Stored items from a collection
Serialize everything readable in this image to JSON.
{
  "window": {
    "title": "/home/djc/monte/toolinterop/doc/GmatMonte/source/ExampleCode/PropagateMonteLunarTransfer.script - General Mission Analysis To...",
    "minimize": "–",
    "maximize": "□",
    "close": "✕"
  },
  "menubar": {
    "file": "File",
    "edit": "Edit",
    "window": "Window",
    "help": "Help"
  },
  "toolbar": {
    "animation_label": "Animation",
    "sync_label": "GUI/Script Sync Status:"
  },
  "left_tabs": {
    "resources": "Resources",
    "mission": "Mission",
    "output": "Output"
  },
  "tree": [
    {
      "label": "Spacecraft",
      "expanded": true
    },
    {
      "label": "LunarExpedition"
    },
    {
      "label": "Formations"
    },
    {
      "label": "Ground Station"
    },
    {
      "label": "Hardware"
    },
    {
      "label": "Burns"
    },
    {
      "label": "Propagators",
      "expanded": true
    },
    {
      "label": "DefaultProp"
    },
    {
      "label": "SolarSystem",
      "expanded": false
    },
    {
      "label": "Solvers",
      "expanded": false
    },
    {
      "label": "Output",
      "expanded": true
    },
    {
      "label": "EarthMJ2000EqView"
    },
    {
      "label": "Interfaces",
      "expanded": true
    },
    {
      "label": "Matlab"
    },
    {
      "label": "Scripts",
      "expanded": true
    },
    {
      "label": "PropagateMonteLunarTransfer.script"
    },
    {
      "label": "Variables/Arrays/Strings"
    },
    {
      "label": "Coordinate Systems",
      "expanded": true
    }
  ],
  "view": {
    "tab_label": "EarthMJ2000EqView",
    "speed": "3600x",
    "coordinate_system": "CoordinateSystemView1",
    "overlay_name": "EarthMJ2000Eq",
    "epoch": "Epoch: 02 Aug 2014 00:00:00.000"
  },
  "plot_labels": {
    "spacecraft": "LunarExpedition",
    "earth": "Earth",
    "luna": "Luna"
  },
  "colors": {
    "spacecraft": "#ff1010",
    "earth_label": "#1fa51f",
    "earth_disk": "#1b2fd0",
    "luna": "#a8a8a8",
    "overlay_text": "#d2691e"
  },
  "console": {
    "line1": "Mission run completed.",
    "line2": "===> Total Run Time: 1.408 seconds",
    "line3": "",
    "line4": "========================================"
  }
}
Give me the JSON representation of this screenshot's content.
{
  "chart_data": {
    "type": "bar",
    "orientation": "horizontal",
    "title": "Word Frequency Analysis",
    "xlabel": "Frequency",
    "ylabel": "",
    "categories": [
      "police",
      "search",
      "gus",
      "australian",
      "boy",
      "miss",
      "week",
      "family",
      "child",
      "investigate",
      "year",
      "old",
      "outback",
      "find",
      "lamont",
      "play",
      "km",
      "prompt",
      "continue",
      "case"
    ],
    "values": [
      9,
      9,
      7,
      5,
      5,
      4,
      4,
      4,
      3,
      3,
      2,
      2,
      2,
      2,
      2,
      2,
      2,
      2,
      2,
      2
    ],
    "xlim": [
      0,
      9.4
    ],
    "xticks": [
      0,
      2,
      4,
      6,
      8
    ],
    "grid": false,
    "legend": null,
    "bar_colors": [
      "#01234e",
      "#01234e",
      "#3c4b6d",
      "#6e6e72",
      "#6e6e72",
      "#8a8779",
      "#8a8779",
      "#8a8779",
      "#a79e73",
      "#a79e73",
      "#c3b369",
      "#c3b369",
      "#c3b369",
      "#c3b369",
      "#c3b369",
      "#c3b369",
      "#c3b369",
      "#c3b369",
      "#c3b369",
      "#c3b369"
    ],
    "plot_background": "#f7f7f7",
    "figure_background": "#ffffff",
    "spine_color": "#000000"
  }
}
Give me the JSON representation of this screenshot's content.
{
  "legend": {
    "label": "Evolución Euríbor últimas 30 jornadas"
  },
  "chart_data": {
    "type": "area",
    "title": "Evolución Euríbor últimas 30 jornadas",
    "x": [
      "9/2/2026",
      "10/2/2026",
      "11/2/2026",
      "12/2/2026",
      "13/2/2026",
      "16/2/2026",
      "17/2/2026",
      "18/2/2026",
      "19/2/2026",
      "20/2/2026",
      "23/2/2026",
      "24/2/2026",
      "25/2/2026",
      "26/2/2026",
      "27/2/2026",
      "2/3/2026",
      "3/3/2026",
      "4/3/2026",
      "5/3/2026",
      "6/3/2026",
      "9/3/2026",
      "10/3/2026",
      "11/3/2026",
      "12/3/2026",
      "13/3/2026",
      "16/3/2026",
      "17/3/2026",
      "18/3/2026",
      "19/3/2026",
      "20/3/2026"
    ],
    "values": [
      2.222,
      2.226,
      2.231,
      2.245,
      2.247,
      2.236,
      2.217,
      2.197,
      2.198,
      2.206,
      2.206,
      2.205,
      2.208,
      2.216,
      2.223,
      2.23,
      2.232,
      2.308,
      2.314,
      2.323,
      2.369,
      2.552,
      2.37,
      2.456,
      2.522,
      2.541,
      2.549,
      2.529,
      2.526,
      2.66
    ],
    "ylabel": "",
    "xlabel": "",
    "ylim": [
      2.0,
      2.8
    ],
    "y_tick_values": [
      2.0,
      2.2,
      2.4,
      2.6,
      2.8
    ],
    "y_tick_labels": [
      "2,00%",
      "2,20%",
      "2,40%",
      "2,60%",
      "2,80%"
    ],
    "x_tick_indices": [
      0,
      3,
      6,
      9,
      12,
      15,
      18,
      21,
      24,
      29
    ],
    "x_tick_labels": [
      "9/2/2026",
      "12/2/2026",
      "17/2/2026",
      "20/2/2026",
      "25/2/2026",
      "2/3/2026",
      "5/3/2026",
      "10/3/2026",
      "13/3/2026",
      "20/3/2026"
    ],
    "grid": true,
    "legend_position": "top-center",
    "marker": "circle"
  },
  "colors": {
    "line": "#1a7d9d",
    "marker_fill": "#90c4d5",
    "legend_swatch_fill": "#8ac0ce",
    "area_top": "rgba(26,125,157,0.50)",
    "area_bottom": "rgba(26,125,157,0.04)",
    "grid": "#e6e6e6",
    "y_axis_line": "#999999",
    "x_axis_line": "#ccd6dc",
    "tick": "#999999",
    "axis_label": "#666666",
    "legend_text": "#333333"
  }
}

▶ _What the exercise asks_
All of the records must be retyped exactly as they are.

▶ _Exercise output_
Serialize everything readable in this image to JSON.
{
  "window": {
    "title": "/home/djc/monte/toolinterop/doc/GmatMonte/source/ExampleCode/PropagateMonteLunarTransfer.script - General Mission Analysis To...",
    "minimize": "–",
    "maximize": "□",
    "close": "✕"
  },
  "menubar": {
    "file": "File",
    "edit": "Edit",
    "window": "Window",
    "help": "Help"
  },
  "toolbar": {
    "animation_label": "Animation",
    "sync_label": "GUI/Script Sync Status:"
  },
  "left_tabs": {
    "resources": "Resources",
    "mission": "Mission",
    "output": "Output"
  },
  "tree": [
    {
      "label": "Spacecraft",
      "expanded": true
    },
    {
      "label": "LunarExpedition"
    },
    {
      "label": "Formations"
    },
    {
      "label": "Ground Station"
    },
    {
      "label": "Hardware"
    },
    {
      "label": "Burns"
    },
    {
      "label": "Propagators",
      "expanded": true
    },
    {
      "label": "DefaultProp"
    },
    {
      "label": "SolarSystem",
      "expanded": false
    },
    {
      "label": "Solvers",
      "expanded": false
    },
    {
      "label": "Output",
      "expanded": true
    },
    {
      "label": "EarthMJ2000EqView"
    },
    {
      "label": "Interfaces",
      "expanded": true
    },
    {
      "label": "Matlab"
    },
    {
      "label": "Scripts",
      "expanded": true
    },
    {
      "label": "PropagateMonteLunarTransfer.script"
    },
    {
      "label": "Variables/Arrays/Strings"
    },
    {
      "label": "Coordinate Systems",
      "expanded": true
    }
  ],
  "view": {
    "tab_label": "EarthMJ2000EqView",
    "speed": "3600x",
    "coordinate_system": "CoordinateSystemView1",
    "overlay_name": "EarthMJ2000Eq",
    "epoch": "Epoch: 02 Aug 2014 00:00:00.000"
  },
  "plot_labels": {
    "spacecraft": "LunarExpedition",
    "earth": "Earth",
    "luna": "Luna"
  },
  "colors": {
    "spacecraft": "#ff1010",
    "earth_label": "#1fa51f",
    "earth_disk": "#1b2fd0",
    "luna": "#a8a8a8",
    "overlay_text": "#d2691e"
  },
  "console": {
    "line1": "Mission run completed.",
    "line2": "===> Total Run Time: 1.408 seconds",
    "line3": "",
    "line4": "========================================"
  }
}
Give me the JSON representation of this screenshot's content.
{
  "chart_data": {
    "type": "bar",
    "orientation": "horizontal",
    "title": "Word Frequency Analysis",
    "xlabel": "Frequency",
    "ylabel": "",
    "categories": [
      "police",
      "search",
      "gus",
      "australian",
      "boy",
      "miss",
      "week",
      "family",
      "child",
      "investigate",
      "year",
      "old",
      "outback",
      "find",
      "lamont",
      "play",
      "km",
      "prompt",
      "continue",
      "case"
    ],
    "values": [
      9,
      9,
      7,
      5,
      5,
      4,
      4,
      4,
      3,
      3,
      2,
      2,
      2,
      2,
      2,
      2,
      2,
      2,
      2,
      2
    ],
    "xlim": [
      0,
      9.4
    ],
    "xticks": [
      0,
      2,
      4,
      6,
      8
    ],
    "grid": false,
    "legend": null,
    "bar_colors": [
      "#01234e",
      "#01234e",
      "#3c4b6d",
      "#6e6e72",
      "#6e6e72",
      "#8a8779",
      "#8a8779",
      "#8a8779",
      "#a79e73",
      "#a79e73",
      "#c3b369",
      "#c3b369",
      "#c3b369",
      "#c3b369",
      "#c3b369",
      "#c3b369",
      "#c3b369",
      "#c3b369",
      "#c3b369",
      "#c3b369"
    ],
    "plot_background": "#f7f7f7",
    "figure_background": "#ffffff",
    "spine_color": "#000000"
  }
}
Give me the JSON representation of this screenshot's content.
{
  "legend": {
    "label": "Evolución Euríbor últimas 30 jornadas"
  },
  "chart_data": {
    "type": "area",
    "title": "Evolución Euríbor últimas 30 jornadas",
    "x": [
      "9/2/2026",
      "10/2/2026",
      "11/2/2026",
      "12/2/2026",
      "13/2/2026",
      "16/2/2026",
      "17/2/2026",
      "18/2/2026",
      "19/2/2026",
      "20/2/2026",
      "23/2/2026",
      "24/2/2026",
      "25/2/2026",
      "26/2/2026",
      "27/2/2026",
      "2/3/2026",
      "3/3/2026",
      "4/3/2026",
      "5/3/2026",
      "6/3/2026",
      "9/3/2026",
      "10/3/2026",
      "11/3/2026",
      "12/3/2026",
      "13/3/2026",
      "16/3/2026",
      "17/3/2026",
      "18/3/2026",
      "19/3/2026",
      "20/3/2026"
    ],
    "values": [
      2.222,
      2.226,
      2.231,
      2.245,
      2.247,
      2.236,
      2.217,
      2.197,
      2.198,
      2.206,
      2.206,
      2.205,
      2.208,
      2.216,
      2.223,
      2.23,
      2.232,
      2.308,
      2.314,
      2.323,
      2.369,
      2.552,
      2.37,
      2.456,
      2.522,
      2.541,
      2.549,
      2.529,
      2.526,
      2.66
    ],
    "ylabel": "",
    "xlabel": "",
    "ylim": [
      2.0,
      2.8
    ],
    "y_tick_values": [
      2.0,
      2.2,
      2.4,
      2.6,
      2.8
    ],
    "y_tick_labels": [
      "2,00%",
      "2,20%",
      "2,40%",
      "2,60%",
      "2,80%"
    ],
    "x_tick_indices": [
      0,
      3,
      6,
      9,
      12,
      15,
      18,
      21,
      24,
      29
    ],
    "x_tick_labels": [
      "9/2/2026",
      "12/2/2026",
      "17/2/2026",
      "20/2/2026",
      "25/2/2026",
      "2/3/2026",
      "5/3/2026",
      "10/3/2026",
      "13/3/2026",
      "20/3/2026"
    ],
    "grid": true,
    "legend_position": "top-center",
    "marker": "circle"
  },
  "colors": {
    "line": "#1a7d9d",
    "marker_fill": "#90c4d5",
    "legend_swatch_fill": "#8ac0ce",
    "area_top": "rgba(26,125,157,0.50)",
    "area_bottom": "rgba(26,125,157,0.04)",
    "grid": "#e6e6e6",
    "y_axis_line": "#999999",
    "x_axis_line": "#ccd6dc",
    "tick": "#999999",
    "axis_label": "#666666",
    "legend_text": "#333333"
  }
}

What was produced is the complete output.